■ **Your objective**
Output all entries verbatim. Skip pictures.
··· Supplied records
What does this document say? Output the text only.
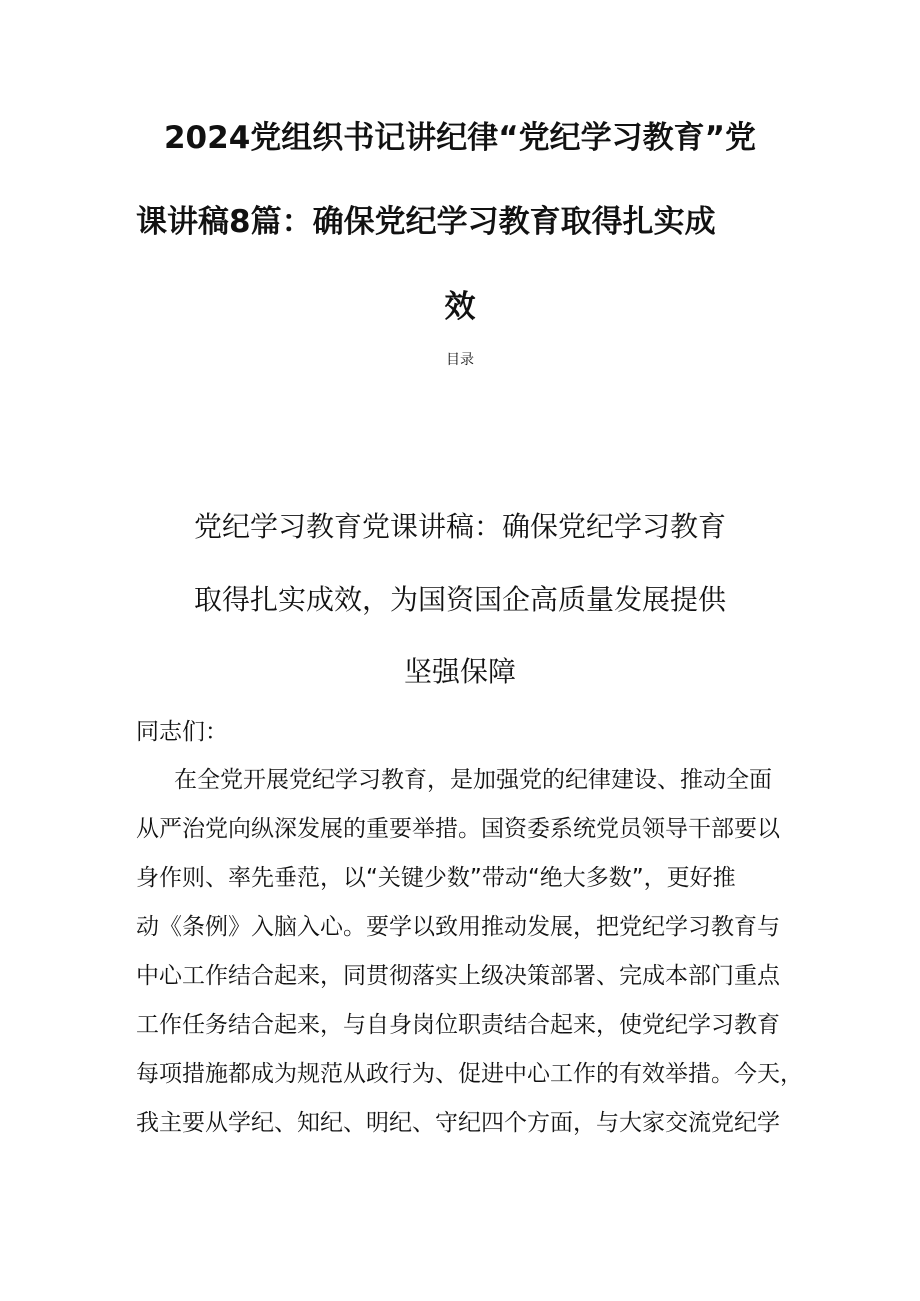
2024党组织书记讲纪律“党纪学习教育”党
课讲稿8篇：确保党纪学习教育取得扎实成
效
目录
党纪学习教育党课讲稿：确保党纪学习教育
取得扎实成效，为国资国企高质量发展提供
坚强保障
同志们：
在全党开展党纪学习教育，是加强党的纪律建设、推动全面
从严治党向纵深发展的重要举措。国资委系统党员领导干部要以
身作则、率先垂范，以“关键少数”带动“绝大多数”，更好推
动《条例》入脑入心。要学以致用推动发展，把党纪学习教育与
中心工作结合起来，同贯彻落实上级决策部署、完成本部门重点
工作任务结合起来，与自身岗位职责结合起来，使党纪学习教育
每项措施都成为规范从政行为、促进中心工作的有效举措。今天，
我主要从学纪、知纪、明纪、守纪四个方面，与大家交流党纪学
······
■ **Written answer**
What does this document say? Output the text only.
2024党组织书记讲纪律“党纪学习教育”党
课讲稿8篇：确保党纪学习教育取得扎实成
效
目录
党纪学习教育党课讲稿：确保党纪学习教育
取得扎实成效，为国资国企高质量发展提供
坚强保障
同志们：
在全党开展党纪学习教育，是加强党的纪律建设、推动全面
从严治党向纵深发展的重要举措。国资委系统党员领导干部要以
身作则、率先垂范，以“关键少数”带动“绝大多数”，更好推
动《条例》入脑入心。要学以致用推动发展，把党纪学习教育与
中心工作结合起来，同贯彻落实上级决策部署、完成本部门重点
工作任务结合起来，与自身岗位职责结合起来，使党纪学习教育
每项措施都成为规范从政行为、促进中心工作的有效举措。今天，
我主要从学纪、知纪、明纪、守纪四个方面，与大家交流党纪学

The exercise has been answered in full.